── RAW RECORDS
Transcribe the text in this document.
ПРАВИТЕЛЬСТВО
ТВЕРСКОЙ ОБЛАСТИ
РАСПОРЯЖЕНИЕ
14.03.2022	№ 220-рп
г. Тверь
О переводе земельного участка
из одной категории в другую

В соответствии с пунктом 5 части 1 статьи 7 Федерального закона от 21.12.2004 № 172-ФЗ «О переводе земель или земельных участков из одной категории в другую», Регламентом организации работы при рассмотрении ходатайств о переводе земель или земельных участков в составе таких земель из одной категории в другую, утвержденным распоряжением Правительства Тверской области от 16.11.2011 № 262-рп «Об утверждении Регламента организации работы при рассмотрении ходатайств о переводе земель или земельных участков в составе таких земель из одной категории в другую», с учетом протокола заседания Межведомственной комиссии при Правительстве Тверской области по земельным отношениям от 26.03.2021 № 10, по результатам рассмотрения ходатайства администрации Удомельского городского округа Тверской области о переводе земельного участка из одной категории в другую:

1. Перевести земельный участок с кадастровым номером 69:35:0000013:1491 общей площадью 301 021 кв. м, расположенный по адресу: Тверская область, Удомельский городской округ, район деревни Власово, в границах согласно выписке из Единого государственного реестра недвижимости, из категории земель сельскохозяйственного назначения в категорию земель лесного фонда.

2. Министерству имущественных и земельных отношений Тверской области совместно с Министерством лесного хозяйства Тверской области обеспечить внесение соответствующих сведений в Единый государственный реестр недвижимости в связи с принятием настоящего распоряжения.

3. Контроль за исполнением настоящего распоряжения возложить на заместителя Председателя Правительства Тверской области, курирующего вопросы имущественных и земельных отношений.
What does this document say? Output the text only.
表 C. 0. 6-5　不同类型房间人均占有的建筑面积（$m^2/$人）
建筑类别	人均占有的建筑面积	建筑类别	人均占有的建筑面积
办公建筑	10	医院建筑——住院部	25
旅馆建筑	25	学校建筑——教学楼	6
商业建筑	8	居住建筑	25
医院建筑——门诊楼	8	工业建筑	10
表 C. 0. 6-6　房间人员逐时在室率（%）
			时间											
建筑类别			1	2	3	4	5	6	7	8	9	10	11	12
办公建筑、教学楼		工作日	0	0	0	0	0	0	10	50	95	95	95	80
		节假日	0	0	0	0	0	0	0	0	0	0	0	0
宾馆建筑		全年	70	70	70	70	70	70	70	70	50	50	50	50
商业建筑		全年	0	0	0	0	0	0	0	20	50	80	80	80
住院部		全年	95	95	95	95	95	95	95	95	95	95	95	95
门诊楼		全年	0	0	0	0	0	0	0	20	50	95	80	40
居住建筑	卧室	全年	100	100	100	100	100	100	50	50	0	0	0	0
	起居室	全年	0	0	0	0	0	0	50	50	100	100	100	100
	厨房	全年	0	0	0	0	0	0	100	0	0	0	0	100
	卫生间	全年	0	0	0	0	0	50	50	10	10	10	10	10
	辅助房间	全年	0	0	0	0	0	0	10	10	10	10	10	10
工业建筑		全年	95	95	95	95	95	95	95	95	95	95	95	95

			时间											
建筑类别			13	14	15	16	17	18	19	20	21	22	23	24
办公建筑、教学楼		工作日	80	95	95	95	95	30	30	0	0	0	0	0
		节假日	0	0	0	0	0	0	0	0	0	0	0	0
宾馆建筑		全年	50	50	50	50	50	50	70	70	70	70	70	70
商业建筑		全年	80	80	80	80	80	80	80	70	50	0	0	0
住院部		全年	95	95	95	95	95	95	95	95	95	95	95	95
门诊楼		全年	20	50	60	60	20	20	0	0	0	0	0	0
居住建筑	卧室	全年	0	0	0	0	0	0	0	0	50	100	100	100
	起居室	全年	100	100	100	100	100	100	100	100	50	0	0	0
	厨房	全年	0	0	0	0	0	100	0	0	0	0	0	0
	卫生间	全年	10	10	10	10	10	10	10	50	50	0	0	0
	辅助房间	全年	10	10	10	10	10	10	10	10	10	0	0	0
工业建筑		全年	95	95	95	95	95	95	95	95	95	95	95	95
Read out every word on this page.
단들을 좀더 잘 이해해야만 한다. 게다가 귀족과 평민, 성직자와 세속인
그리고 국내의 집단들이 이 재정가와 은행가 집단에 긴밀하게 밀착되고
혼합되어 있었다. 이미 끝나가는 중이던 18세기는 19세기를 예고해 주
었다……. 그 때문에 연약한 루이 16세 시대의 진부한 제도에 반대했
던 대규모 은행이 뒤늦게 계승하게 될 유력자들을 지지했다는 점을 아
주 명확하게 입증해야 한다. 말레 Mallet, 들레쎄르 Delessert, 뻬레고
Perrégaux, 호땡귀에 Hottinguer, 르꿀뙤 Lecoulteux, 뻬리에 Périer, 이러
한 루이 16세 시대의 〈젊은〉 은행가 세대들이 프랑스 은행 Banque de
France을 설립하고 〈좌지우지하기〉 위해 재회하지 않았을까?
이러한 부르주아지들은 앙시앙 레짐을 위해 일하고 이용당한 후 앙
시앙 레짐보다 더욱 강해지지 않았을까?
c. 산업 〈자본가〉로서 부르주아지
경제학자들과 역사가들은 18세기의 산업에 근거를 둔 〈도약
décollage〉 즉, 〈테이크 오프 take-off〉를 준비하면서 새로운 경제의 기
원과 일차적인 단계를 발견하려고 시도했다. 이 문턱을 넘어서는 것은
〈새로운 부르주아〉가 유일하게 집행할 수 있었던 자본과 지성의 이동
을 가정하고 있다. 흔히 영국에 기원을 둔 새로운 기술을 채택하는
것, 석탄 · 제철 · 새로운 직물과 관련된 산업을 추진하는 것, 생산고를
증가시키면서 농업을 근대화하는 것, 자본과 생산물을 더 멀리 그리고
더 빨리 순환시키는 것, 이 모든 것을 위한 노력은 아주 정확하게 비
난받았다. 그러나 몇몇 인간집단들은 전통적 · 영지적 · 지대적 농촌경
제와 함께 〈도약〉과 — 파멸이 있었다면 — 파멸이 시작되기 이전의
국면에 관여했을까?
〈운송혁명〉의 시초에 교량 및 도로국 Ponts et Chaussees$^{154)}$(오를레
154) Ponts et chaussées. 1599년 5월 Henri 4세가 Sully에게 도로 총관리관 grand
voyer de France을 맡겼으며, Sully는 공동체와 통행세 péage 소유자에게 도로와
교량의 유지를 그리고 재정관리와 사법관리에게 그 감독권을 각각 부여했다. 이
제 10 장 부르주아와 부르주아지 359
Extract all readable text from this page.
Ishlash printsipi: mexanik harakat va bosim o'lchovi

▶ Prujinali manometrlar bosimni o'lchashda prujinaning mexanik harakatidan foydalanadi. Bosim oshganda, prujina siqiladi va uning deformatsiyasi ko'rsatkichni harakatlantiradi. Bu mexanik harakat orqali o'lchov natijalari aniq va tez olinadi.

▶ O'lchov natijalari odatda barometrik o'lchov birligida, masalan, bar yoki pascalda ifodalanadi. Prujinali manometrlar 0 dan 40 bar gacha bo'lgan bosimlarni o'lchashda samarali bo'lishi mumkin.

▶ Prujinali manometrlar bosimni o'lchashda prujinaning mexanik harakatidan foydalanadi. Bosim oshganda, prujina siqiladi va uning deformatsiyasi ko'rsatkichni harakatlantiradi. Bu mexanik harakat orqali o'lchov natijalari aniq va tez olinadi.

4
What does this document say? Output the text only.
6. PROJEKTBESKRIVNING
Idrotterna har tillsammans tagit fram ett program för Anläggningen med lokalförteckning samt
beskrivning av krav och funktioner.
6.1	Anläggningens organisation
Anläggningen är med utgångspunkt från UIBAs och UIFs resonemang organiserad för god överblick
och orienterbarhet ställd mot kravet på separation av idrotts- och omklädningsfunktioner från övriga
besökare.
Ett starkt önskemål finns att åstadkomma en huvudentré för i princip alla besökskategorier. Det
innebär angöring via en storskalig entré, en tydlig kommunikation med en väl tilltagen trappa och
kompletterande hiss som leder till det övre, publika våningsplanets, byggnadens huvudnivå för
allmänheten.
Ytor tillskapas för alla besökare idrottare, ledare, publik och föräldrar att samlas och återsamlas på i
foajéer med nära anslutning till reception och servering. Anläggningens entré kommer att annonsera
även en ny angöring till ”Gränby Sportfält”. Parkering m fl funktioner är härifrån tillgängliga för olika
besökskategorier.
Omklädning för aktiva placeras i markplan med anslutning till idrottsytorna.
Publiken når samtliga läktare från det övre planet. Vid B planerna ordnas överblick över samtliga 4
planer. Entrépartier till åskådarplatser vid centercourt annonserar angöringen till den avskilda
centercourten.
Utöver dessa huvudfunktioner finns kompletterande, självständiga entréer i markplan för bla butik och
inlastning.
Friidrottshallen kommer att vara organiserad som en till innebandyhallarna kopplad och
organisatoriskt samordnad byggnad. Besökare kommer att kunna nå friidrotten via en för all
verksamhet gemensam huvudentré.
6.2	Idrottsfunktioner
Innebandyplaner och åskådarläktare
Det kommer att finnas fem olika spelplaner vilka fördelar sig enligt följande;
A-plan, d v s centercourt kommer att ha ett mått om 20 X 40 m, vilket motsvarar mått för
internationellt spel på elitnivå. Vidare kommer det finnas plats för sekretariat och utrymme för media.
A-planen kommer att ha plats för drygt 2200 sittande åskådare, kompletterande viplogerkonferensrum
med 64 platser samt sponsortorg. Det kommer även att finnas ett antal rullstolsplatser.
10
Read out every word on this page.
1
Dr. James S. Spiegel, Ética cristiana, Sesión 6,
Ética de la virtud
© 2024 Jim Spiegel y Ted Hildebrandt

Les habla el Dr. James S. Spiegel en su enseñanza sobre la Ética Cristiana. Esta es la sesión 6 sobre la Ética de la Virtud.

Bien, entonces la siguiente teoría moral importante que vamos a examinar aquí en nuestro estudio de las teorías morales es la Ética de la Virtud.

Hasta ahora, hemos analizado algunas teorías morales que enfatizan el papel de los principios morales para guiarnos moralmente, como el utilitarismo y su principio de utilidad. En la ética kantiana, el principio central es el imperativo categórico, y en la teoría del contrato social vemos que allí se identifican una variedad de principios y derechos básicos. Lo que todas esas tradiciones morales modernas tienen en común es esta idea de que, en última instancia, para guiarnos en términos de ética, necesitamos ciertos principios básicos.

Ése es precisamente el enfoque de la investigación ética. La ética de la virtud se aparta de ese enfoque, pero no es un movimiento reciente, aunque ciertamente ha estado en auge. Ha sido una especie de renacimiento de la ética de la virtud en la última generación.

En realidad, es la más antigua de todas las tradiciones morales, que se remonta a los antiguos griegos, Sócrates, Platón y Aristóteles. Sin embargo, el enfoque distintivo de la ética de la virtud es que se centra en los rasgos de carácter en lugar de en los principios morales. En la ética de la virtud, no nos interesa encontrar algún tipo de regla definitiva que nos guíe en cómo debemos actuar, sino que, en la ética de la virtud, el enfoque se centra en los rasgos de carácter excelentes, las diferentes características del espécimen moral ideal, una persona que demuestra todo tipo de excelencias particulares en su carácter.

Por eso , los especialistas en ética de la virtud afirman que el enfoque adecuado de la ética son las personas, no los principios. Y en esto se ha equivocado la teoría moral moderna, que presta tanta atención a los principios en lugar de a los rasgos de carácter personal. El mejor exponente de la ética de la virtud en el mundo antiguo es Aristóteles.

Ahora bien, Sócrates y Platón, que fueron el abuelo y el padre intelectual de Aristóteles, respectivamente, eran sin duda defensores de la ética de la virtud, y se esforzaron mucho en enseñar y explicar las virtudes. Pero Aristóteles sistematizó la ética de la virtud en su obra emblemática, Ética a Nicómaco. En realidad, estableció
────
◆ WHAT THE EXERCISE ASKS ◆
Give the number of lines in the listing above that contain "France을", and nothing else.

◆ FULL RESPONSE ◆
2